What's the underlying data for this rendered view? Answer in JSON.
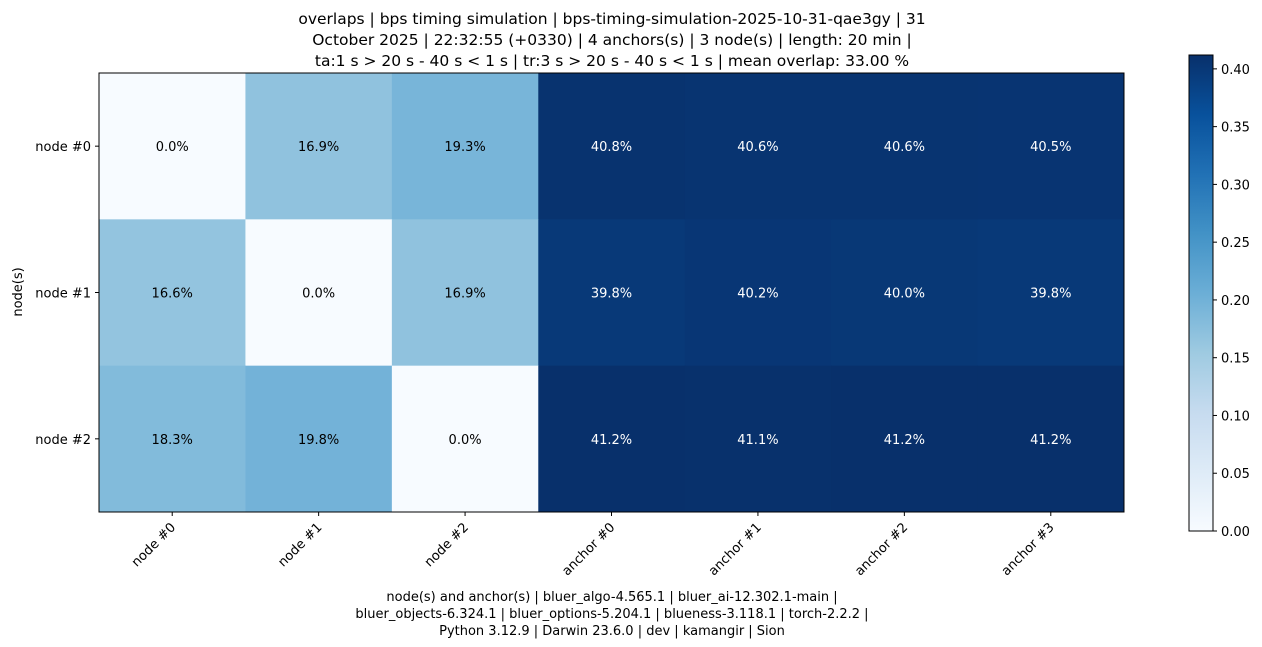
{
  "chart_data": {
    "type": "heatmap",
    "title_lines": [
      "overlaps | bps timing simulation | bps-timing-simulation-2025-10-31-qae3gy | 31",
      "October 2025 | 22:32:55 (+0330) | 4 anchors(s) | 3 node(s) | length: 20 min |",
      "ta:1 s > 20 s - 40 s < 1 s | tr:3 s > 20 s - 40 s < 1 s | mean overlap: 33.00 %"
    ],
    "xlabel_lines": [
      "node(s) and anchor(s) | bluer_algo-4.565.1 | bluer_ai-12.302.1-main |",
      "bluer_objects-6.324.1 | bluer_options-5.204.1 | blueness-3.118.1 | torch-2.2.2 |",
      "Python 3.12.9 | Darwin 23.6.0 | dev | kamangir | Sion"
    ],
    "ylabel": "node(s)",
    "x_categories": [
      "node #0",
      "node #1",
      "node #2",
      "anchor #0",
      "anchor #1",
      "anchor #2",
      "anchor #3"
    ],
    "y_categories": [
      "node #0",
      "node #1",
      "node #2"
    ],
    "values": [
      [
        0.0,
        0.169,
        0.193,
        0.408,
        0.406,
        0.406,
        0.405
      ],
      [
        0.166,
        0.0,
        0.169,
        0.398,
        0.402,
        0.4,
        0.398
      ],
      [
        0.183,
        0.198,
        0.0,
        0.412,
        0.411,
        0.412,
        0.412
      ]
    ],
    "cell_labels": [
      [
        "0.0%",
        "16.9%",
        "19.3%",
        "40.8%",
        "40.6%",
        "40.6%",
        "40.5%"
      ],
      [
        "16.6%",
        "0.0%",
        "16.9%",
        "39.8%",
        "40.2%",
        "40.0%",
        "39.8%"
      ],
      [
        "18.3%",
        "19.8%",
        "0.0%",
        "41.2%",
        "41.1%",
        "41.2%",
        "41.2%"
      ]
    ],
    "colormap": "Blues",
    "colorbar": {
      "range": [
        0.0,
        0.412
      ],
      "ticks": [
        "0.00",
        "0.05",
        "0.10",
        "0.15",
        "0.20",
        "0.25",
        "0.30",
        "0.35",
        "0.40"
      ]
    }
  }
}
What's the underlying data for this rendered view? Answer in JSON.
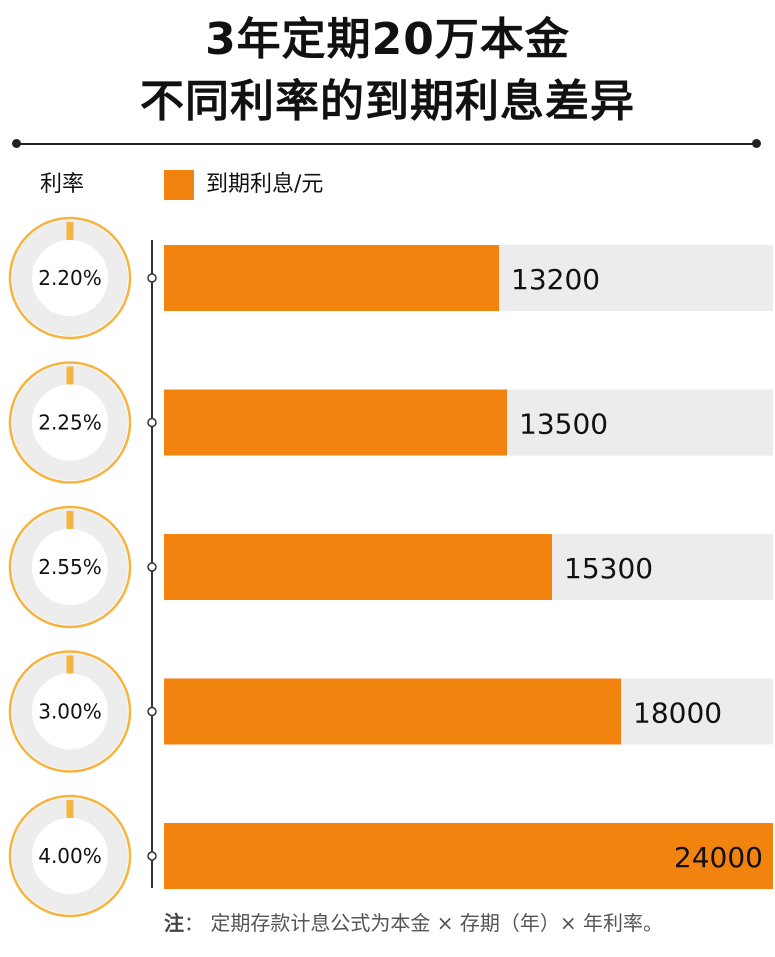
{
  "title_line1": "3年定期20万本金",
  "title_line2": "不同利率的到期利息差异",
  "rate_header": "利率",
  "footnote_prefix": "注",
  "footnote_text": "：  定期存款计息公式为本金 × 存期（年）× 年利率。",
  "colors": {
    "bar": "#f2830f",
    "track": "#ececec",
    "ring": "#f5b33f",
    "ring_fill": "#ededed",
    "tick": "#f5b33f"
  },
  "chart_data": {
    "type": "bar",
    "orientation": "horizontal",
    "categories": [
      "2.20%",
      "2.25%",
      "2.55%",
      "3.00%",
      "4.00%"
    ],
    "series": [
      {
        "name": "到期利息/元",
        "values": [
          13200,
          13500,
          15300,
          18000,
          24000
        ]
      }
    ],
    "value_labels": [
      "13200",
      "13500",
      "15300",
      "18000",
      "24000"
    ],
    "xlim": [
      0,
      24000
    ],
    "legend": "top-left",
    "grid": false
  }
}
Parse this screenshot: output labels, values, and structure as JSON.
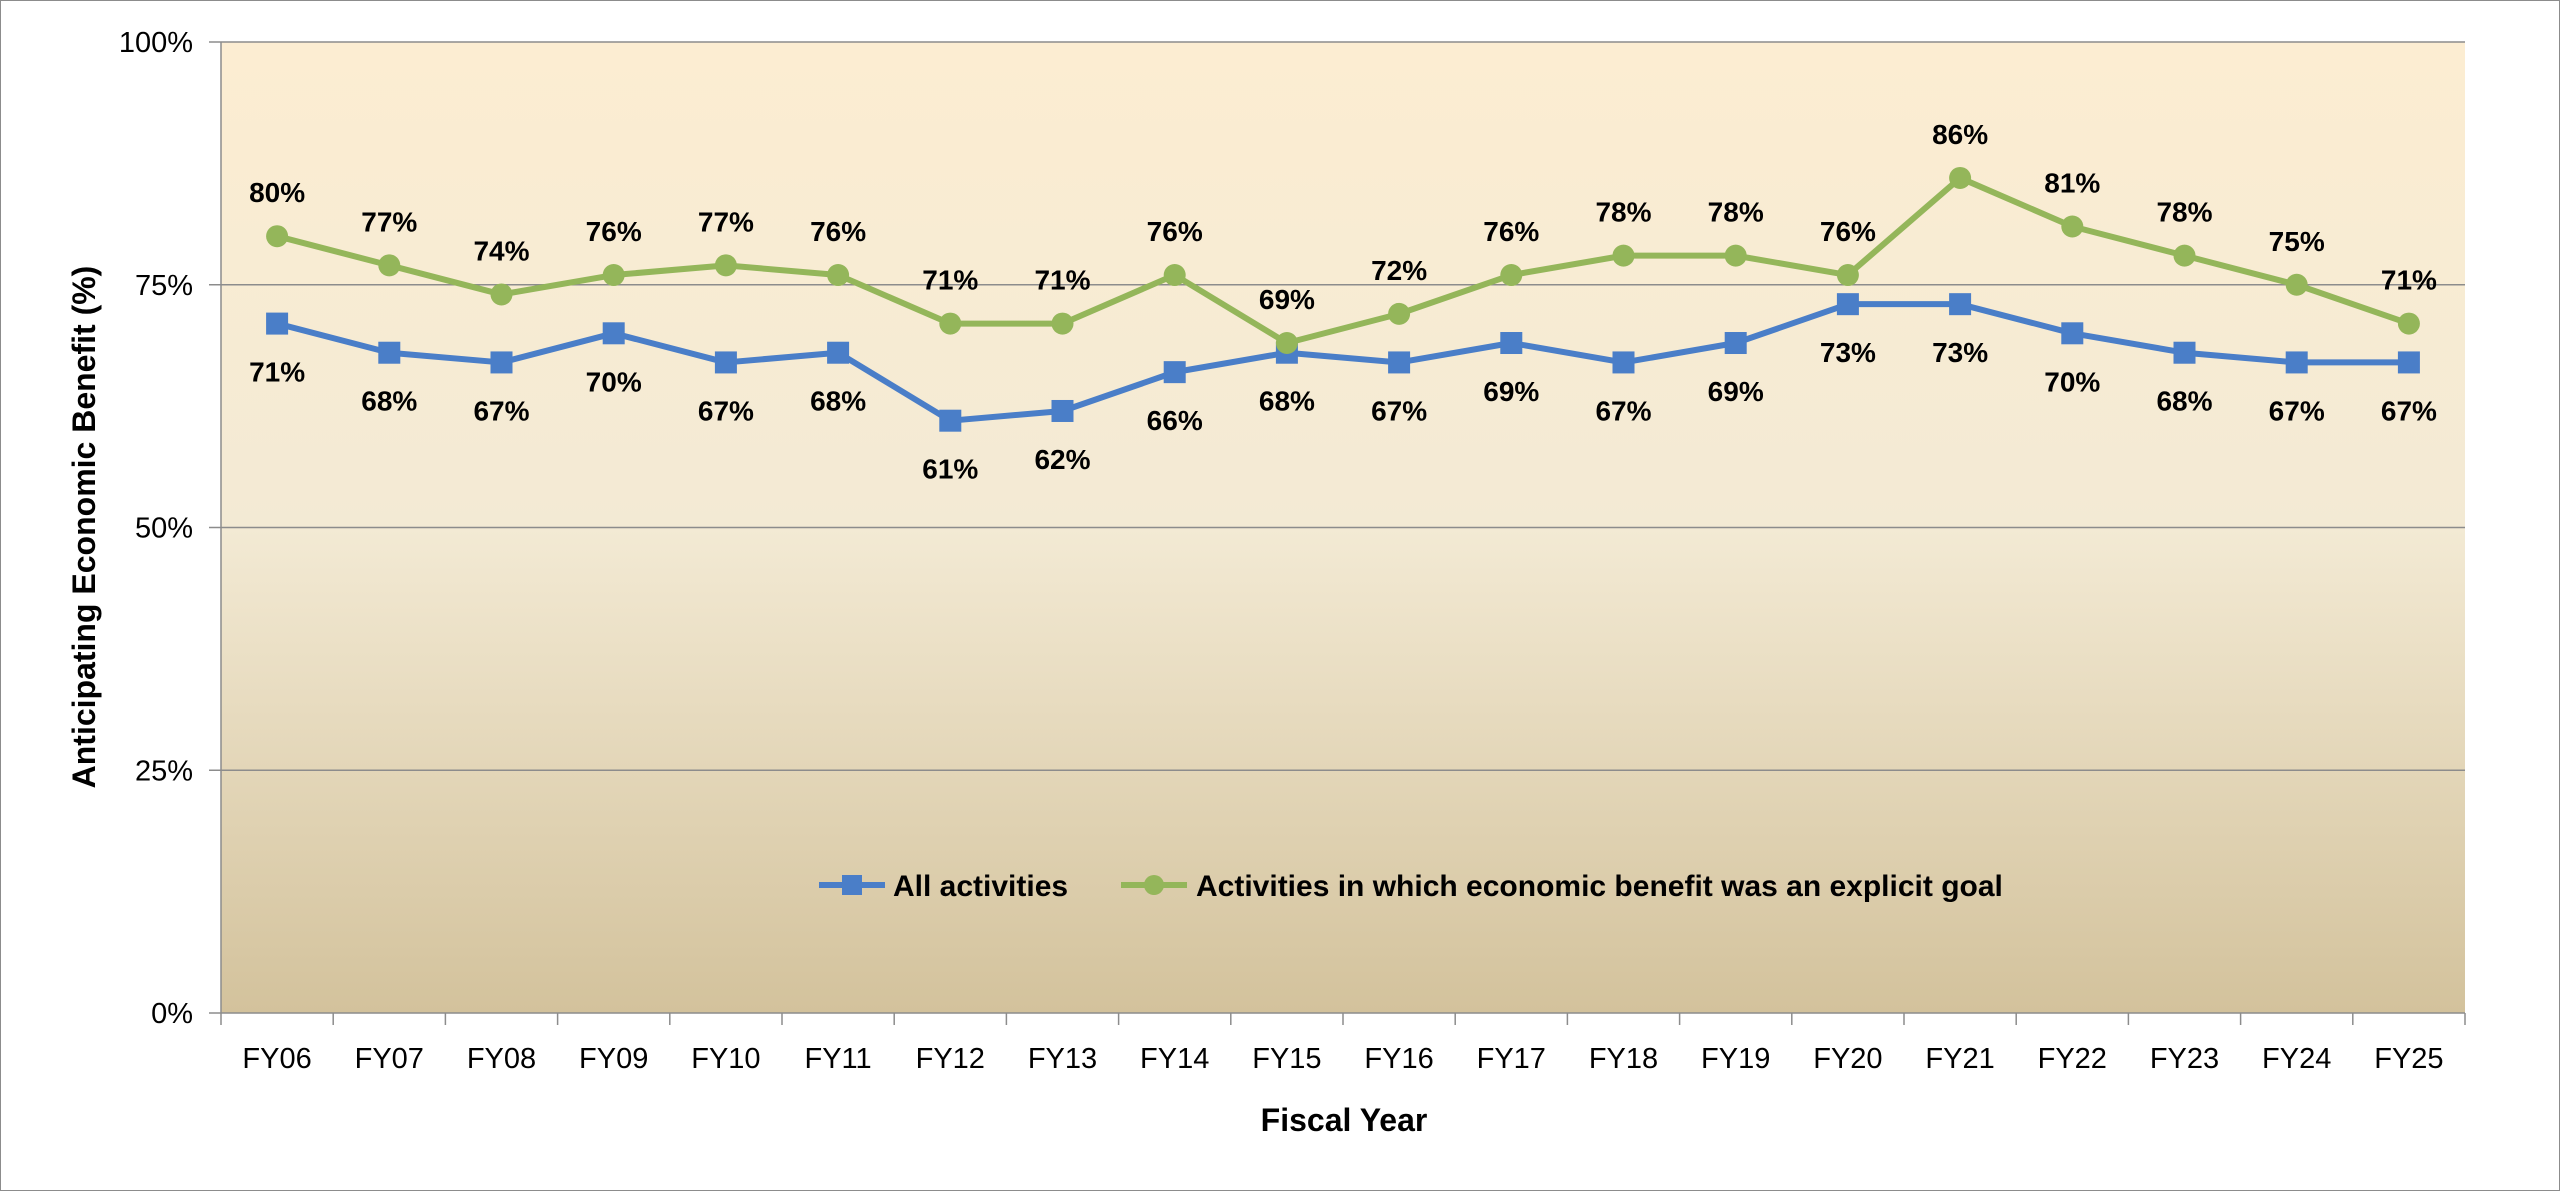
{
  "chart_data": {
    "type": "line",
    "title": "",
    "xlabel": "Fiscal Year",
    "ylabel": "Anticipating Economic Benefit (%)",
    "ylim": [
      0,
      100
    ],
    "yticks": [
      0,
      25,
      50,
      75,
      100
    ],
    "ytick_labels": [
      "0%",
      "25%",
      "50%",
      "75%",
      "100%"
    ],
    "grid": true,
    "legend_position": "center",
    "categories": [
      "FY06",
      "FY07",
      "FY08",
      "FY09",
      "FY10",
      "FY11",
      "FY12",
      "FY13",
      "FY14",
      "FY15",
      "FY16",
      "FY17",
      "FY18",
      "FY19",
      "FY20",
      "FY21",
      "FY22",
      "FY23",
      "FY24",
      "FY25"
    ],
    "series": [
      {
        "name": "All activities",
        "marker": "square",
        "color": "#4A7EC8",
        "label_position": "below",
        "values": [
          71,
          68,
          67,
          70,
          67,
          68,
          61,
          62,
          66,
          68,
          67,
          69,
          67,
          69,
          73,
          73,
          70,
          68,
          67,
          67
        ],
        "labels": [
          "71%",
          "68%",
          "67%",
          "70%",
          "67%",
          "68%",
          "61%",
          "62%",
          "66%",
          "68%",
          "67%",
          "69%",
          "67%",
          "69%",
          "73%",
          "73%",
          "70%",
          "68%",
          "67%",
          "67%"
        ]
      },
      {
        "name": "Activities in which economic benefit was an explicit goal",
        "marker": "circle",
        "color": "#94B65A",
        "label_position": "above",
        "values": [
          80,
          77,
          74,
          76,
          77,
          76,
          71,
          71,
          76,
          69,
          72,
          76,
          78,
          78,
          76,
          86,
          81,
          78,
          75,
          71
        ],
        "labels": [
          "80%",
          "77%",
          "74%",
          "76%",
          "77%",
          "76%",
          "71%",
          "71%",
          "76%",
          "69%",
          "72%",
          "76%",
          "78%",
          "78%",
          "76%",
          "86%",
          "81%",
          "78%",
          "75%",
          "71%"
        ]
      }
    ],
    "colors": {
      "plot_background_top": "#FCEDD2",
      "plot_background_bottom": "#D3C29C",
      "gridline": "#8C8C8C",
      "axis": "#8C8C8C"
    }
  }
}
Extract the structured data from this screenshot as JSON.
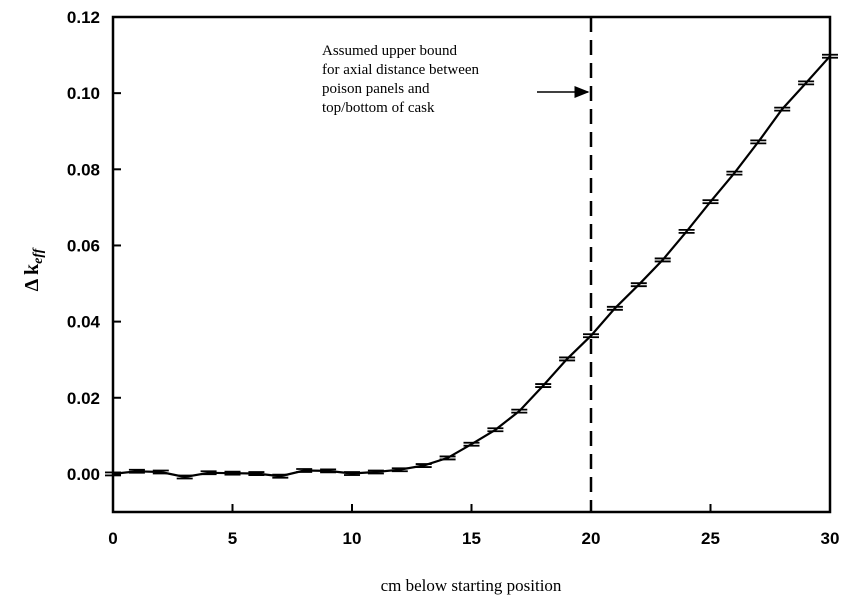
{
  "chart_data": {
    "type": "line",
    "xlabel": "cm below starting position",
    "ylabel": "Δ k",
    "ylabel_sub": "eff",
    "xlim": [
      0,
      30
    ],
    "ylim": [
      -0.01,
      0.12
    ],
    "x_ticks": [
      "0",
      "5",
      "10",
      "15",
      "20",
      "25",
      "30"
    ],
    "y_ticks": [
      "0.00",
      "0.02",
      "0.04",
      "0.06",
      "0.08",
      "0.10",
      "0.12"
    ],
    "grid": false,
    "series": [
      {
        "x": [
          0,
          1,
          2,
          3,
          4,
          5,
          6,
          7,
          8,
          9,
          10,
          11,
          12,
          13,
          14,
          15,
          16,
          17,
          18,
          19,
          20,
          21,
          22,
          23,
          24,
          25,
          26,
          27,
          28,
          29,
          30
        ],
        "values": [
          0.0,
          0.0007,
          0.0005,
          -0.0008,
          0.0003,
          0.0002,
          0.0001,
          -0.0006,
          0.0009,
          0.0008,
          0.0001,
          0.0005,
          0.0011,
          0.0022,
          0.0042,
          0.0078,
          0.0116,
          0.0165,
          0.0232,
          0.0302,
          0.0363,
          0.0435,
          0.0497,
          0.0562,
          0.0637,
          0.0715,
          0.079,
          0.0872,
          0.0958,
          0.1027,
          0.1097
        ],
        "error_bars": true
      }
    ],
    "vline": {
      "x": 20,
      "style": "dashed",
      "annotation": [
        "Assumed upper bound",
        "for axial distance between",
        "poison panels and",
        "top/bottom of cask"
      ]
    }
  }
}
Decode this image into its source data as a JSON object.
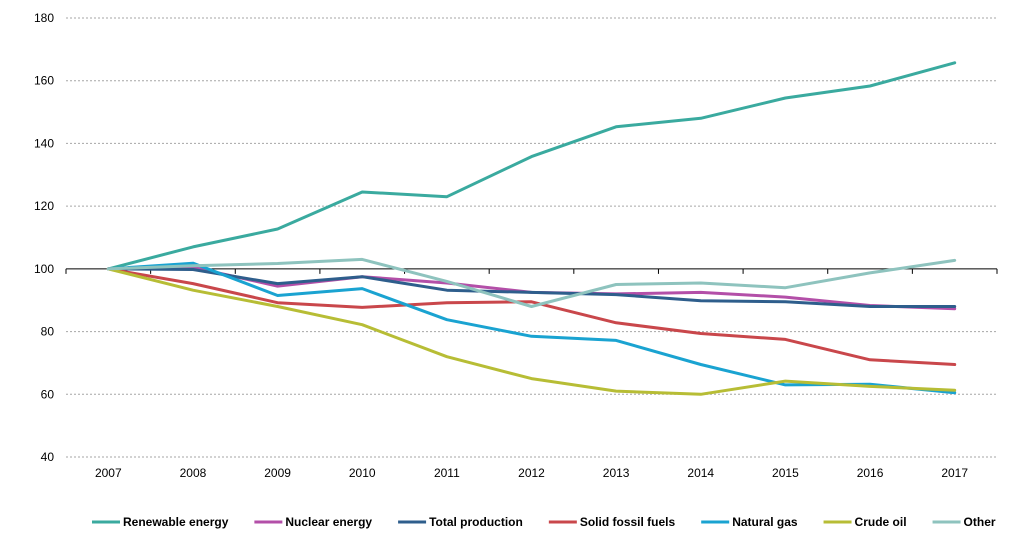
{
  "chart_data": {
    "type": "line",
    "title": "",
    "xlabel": "",
    "ylabel": "",
    "x": [
      "2007",
      "2008",
      "2009",
      "2010",
      "2011",
      "2012",
      "2013",
      "2014",
      "2015",
      "2016",
      "2017"
    ],
    "ylim": [
      40,
      180
    ],
    "yticks": [
      40,
      60,
      80,
      100,
      120,
      140,
      160,
      180
    ],
    "grid": true,
    "legend_position": "bottom",
    "series": [
      {
        "name": "Renewable energy",
        "color": "#3aaa9f",
        "values": [
          100,
          107,
          112.7,
          124.5,
          123,
          135.8,
          145.3,
          148,
          154.5,
          158.3,
          165.7
        ]
      },
      {
        "name": "Nuclear energy",
        "color": "#b34fa8",
        "values": [
          100,
          100.5,
          94.5,
          97.5,
          95.5,
          92.5,
          92,
          92.5,
          91,
          88.3,
          87.3
        ]
      },
      {
        "name": "Total production",
        "color": "#2e5e8c",
        "values": [
          100,
          99.8,
          95.3,
          97.5,
          93.2,
          92.5,
          91.8,
          89.8,
          89.5,
          88,
          88
        ]
      },
      {
        "name": "Solid fossil fuels",
        "color": "#c9474b",
        "values": [
          100,
          95.3,
          89.2,
          87.7,
          89.2,
          89.5,
          82.8,
          79.4,
          77.5,
          71,
          69.5
        ]
      },
      {
        "name": "Natural gas",
        "color": "#1aa3d1",
        "values": [
          100,
          101.8,
          91.5,
          93.7,
          83.8,
          78.5,
          77.2,
          69.5,
          63,
          63.2,
          60.5
        ]
      },
      {
        "name": "Crude oil",
        "color": "#b7bd35",
        "values": [
          100,
          93.2,
          88,
          82.2,
          72,
          65,
          61,
          60,
          64.2,
          62.5,
          61.3
        ]
      },
      {
        "name": "Other",
        "color": "#8ec3be",
        "values": [
          100,
          101,
          101.7,
          103,
          96,
          88,
          95,
          95.5,
          94,
          98.7,
          102.7
        ]
      }
    ]
  }
}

### YOUR TASK
Extract every line of the records above that contains the word "below".

### RESPONSE TO THIS TASK
        "label_position": "below",
    "xlabel": "cm below starting position",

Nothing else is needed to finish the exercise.